_PROBLEM STATEMENT_
Search the data below for the string "before". Extract every line that contains it.

──────── PROVIDED DATA

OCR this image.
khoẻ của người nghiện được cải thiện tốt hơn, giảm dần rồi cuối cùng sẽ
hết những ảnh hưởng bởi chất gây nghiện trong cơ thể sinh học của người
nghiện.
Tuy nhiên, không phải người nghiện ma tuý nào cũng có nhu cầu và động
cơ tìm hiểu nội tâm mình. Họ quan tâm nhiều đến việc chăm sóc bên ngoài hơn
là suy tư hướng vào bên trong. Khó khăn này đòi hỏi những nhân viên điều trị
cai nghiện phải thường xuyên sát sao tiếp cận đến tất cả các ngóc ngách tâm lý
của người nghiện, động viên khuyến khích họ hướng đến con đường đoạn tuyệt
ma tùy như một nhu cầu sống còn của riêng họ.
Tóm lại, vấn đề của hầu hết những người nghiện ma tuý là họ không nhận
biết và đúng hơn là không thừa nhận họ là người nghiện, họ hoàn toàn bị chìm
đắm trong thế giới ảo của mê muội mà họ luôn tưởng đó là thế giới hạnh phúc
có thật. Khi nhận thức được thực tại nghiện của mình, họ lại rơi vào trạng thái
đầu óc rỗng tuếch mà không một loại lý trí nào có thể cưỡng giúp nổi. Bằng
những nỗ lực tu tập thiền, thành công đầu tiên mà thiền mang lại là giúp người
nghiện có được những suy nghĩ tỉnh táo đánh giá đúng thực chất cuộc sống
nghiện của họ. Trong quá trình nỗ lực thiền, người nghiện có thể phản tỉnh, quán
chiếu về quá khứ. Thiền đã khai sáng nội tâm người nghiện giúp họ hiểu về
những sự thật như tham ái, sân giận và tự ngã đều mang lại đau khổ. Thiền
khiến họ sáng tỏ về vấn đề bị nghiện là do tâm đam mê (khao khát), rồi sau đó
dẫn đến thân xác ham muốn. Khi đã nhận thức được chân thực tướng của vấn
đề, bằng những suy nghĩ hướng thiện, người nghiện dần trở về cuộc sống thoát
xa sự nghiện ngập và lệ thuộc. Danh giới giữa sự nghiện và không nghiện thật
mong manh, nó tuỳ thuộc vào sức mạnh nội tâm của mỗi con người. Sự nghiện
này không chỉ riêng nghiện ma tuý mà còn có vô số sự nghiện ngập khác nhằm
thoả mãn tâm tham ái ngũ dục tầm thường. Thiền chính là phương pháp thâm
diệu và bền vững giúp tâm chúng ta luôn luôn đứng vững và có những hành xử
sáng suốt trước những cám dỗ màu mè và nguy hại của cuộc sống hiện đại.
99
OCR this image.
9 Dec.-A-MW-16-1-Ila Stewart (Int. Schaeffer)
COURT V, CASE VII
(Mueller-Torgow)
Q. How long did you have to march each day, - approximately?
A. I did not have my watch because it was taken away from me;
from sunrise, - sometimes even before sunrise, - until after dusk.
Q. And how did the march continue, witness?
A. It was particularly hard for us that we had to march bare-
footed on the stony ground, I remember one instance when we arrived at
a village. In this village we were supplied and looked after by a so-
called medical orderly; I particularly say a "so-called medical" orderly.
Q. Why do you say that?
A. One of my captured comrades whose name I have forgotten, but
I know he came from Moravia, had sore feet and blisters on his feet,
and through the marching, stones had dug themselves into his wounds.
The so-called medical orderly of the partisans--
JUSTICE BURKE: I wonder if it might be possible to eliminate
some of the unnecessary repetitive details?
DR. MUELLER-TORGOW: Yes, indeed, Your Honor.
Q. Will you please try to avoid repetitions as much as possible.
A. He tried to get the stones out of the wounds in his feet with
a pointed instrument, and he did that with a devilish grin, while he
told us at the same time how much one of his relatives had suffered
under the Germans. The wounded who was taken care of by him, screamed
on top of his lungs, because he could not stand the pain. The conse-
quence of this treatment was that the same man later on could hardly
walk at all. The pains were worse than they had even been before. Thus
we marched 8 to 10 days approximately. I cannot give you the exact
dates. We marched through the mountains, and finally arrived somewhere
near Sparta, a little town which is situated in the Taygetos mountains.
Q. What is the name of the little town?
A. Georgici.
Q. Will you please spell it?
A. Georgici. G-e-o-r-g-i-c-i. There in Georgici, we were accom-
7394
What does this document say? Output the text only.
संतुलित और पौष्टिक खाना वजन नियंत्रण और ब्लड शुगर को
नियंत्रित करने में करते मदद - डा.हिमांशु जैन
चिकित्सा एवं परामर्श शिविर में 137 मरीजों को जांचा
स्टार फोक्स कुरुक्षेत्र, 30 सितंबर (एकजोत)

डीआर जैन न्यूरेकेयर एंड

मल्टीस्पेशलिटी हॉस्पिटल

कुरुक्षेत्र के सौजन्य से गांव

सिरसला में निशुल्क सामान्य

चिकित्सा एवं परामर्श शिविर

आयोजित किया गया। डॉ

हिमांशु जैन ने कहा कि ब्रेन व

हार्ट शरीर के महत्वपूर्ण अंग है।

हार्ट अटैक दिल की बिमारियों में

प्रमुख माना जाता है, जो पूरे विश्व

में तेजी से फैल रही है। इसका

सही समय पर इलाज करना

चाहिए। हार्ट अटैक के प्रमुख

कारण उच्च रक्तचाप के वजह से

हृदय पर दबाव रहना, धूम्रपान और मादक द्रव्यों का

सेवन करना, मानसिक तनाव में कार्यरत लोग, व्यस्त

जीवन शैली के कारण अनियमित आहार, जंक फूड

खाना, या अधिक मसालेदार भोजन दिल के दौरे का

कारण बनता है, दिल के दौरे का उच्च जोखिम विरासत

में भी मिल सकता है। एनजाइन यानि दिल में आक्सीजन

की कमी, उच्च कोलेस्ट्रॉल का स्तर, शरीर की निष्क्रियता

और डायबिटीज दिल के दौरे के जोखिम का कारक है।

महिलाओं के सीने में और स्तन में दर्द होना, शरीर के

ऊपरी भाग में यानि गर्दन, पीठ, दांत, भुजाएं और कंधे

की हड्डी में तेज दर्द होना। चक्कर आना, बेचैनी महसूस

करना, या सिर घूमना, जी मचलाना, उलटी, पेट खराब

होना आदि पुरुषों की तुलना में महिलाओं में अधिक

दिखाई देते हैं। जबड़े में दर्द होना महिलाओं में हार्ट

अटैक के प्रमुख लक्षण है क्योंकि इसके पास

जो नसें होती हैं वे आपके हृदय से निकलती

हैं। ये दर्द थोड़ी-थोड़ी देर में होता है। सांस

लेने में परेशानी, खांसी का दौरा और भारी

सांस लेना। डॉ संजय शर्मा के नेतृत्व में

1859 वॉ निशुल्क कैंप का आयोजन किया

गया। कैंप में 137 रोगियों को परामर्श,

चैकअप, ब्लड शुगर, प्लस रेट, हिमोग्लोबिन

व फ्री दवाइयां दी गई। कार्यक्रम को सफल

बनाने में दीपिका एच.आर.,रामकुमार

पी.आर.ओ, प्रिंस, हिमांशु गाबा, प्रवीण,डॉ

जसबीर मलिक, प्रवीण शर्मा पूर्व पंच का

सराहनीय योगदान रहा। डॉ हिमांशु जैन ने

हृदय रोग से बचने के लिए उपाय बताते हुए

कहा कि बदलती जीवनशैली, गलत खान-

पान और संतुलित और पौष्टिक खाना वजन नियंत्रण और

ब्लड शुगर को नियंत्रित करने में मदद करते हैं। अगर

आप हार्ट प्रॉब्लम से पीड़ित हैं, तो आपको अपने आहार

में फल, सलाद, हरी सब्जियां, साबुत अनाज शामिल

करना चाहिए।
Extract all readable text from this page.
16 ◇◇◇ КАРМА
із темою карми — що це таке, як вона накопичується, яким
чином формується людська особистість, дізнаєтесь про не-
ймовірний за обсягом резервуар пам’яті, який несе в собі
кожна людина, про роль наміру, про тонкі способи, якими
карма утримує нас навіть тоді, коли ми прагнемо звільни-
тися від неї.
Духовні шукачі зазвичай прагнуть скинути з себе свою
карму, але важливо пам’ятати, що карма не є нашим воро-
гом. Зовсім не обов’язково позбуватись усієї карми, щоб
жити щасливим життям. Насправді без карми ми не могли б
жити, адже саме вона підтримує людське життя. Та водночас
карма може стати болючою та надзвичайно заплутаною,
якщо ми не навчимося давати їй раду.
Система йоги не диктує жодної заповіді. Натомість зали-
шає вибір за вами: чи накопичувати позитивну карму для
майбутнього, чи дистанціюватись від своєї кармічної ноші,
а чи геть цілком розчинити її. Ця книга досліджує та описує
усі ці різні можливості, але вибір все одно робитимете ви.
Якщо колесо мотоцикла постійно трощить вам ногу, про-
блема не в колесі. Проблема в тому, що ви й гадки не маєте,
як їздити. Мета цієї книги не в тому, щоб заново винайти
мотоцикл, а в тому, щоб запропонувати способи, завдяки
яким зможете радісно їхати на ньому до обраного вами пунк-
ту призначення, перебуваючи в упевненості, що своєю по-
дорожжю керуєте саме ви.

────────────────

_EXERCISE ANSWER_
from sunrise, - sometimes even before sunrise, - until after dusk.
walk at all. The pains were worse than they had even been before. Thus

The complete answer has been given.